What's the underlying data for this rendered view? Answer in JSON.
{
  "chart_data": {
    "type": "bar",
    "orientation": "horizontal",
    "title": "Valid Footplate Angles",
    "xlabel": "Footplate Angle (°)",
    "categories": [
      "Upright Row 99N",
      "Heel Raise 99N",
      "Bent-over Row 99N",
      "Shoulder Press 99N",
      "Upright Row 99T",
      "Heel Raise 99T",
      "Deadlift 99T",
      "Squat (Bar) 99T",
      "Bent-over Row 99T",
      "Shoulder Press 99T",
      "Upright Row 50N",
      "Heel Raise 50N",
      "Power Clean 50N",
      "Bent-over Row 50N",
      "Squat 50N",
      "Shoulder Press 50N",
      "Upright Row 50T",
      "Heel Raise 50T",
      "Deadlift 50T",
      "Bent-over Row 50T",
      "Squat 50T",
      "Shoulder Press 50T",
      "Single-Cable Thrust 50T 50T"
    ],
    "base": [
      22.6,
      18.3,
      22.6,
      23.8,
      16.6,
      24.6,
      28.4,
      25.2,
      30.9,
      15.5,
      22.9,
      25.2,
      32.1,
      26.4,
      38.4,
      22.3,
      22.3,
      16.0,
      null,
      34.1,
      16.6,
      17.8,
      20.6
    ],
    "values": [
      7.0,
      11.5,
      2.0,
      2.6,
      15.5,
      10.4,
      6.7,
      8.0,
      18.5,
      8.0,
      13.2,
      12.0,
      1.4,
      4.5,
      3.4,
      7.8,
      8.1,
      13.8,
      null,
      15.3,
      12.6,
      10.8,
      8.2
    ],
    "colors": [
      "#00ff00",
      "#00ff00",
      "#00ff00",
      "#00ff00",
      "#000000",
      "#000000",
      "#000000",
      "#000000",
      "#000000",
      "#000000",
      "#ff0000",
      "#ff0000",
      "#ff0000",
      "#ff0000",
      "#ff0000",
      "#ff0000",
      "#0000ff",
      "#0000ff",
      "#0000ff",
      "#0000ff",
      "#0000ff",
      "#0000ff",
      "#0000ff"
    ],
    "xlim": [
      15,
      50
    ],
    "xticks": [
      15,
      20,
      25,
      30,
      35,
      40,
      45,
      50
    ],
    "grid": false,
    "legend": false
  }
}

------

#### Requirement:
Emit the records above again, exactly, with no line skipped.

#### Solution for this problem:
What's the underlying data for this rendered view? Answer in JSON.
{
  "chart_data": {
    "type": "bar",
    "orientation": "horizontal",
    "title": "Valid Footplate Angles",
    "xlabel": "Footplate Angle (°)",
    "categories": [
      "Upright Row 99N",
      "Heel Raise 99N",
      "Bent-over Row 99N",
      "Shoulder Press 99N",
      "Upright Row 99T",
      "Heel Raise 99T",
      "Deadlift 99T",
      "Squat (Bar) 99T",
      "Bent-over Row 99T",
      "Shoulder Press 99T",
      "Upright Row 50N",
      "Heel Raise 50N",
      "Power Clean 50N",
      "Bent-over Row 50N",
      "Squat 50N",
      "Shoulder Press 50N",
      "Upright Row 50T",
      "Heel Raise 50T",
      "Deadlift 50T",
      "Bent-over Row 50T",
      "Squat 50T",
      "Shoulder Press 50T",
      "Single-Cable Thrust 50T 50T"
    ],
    "base": [
      22.6,
      18.3,
      22.6,
      23.8,
      16.6,
      24.6,
      28.4,
      25.2,
      30.9,
      15.5,
      22.9,
      25.2,
      32.1,
      26.4,
      38.4,
      22.3,
      22.3,
      16.0,
      null,
      34.1,
      16.6,
      17.8,
      20.6
    ],
    "values": [
      7.0,
      11.5,
      2.0,
      2.6,
      15.5,
      10.4,
      6.7,
      8.0,
      18.5,
      8.0,
      13.2,
      12.0,
      1.4,
      4.5,
      3.4,
      7.8,
      8.1,
      13.8,
      null,
      15.3,
      12.6,
      10.8,
      8.2
    ],
    "colors": [
      "#00ff00",
      "#00ff00",
      "#00ff00",
      "#00ff00",
      "#000000",
      "#000000",
      "#000000",
      "#000000",
      "#000000",
      "#000000",
      "#ff0000",
      "#ff0000",
      "#ff0000",
      "#ff0000",
      "#ff0000",
      "#ff0000",
      "#0000ff",
      "#0000ff",
      "#0000ff",
      "#0000ff",
      "#0000ff",
      "#0000ff",
      "#0000ff"
    ],
    "xlim": [
      15,
      50
    ],
    "xticks": [
      15,
      20,
      25,
      30,
      35,
      40,
      45,
      50
    ],
    "grid": false,
    "legend": false
  }
}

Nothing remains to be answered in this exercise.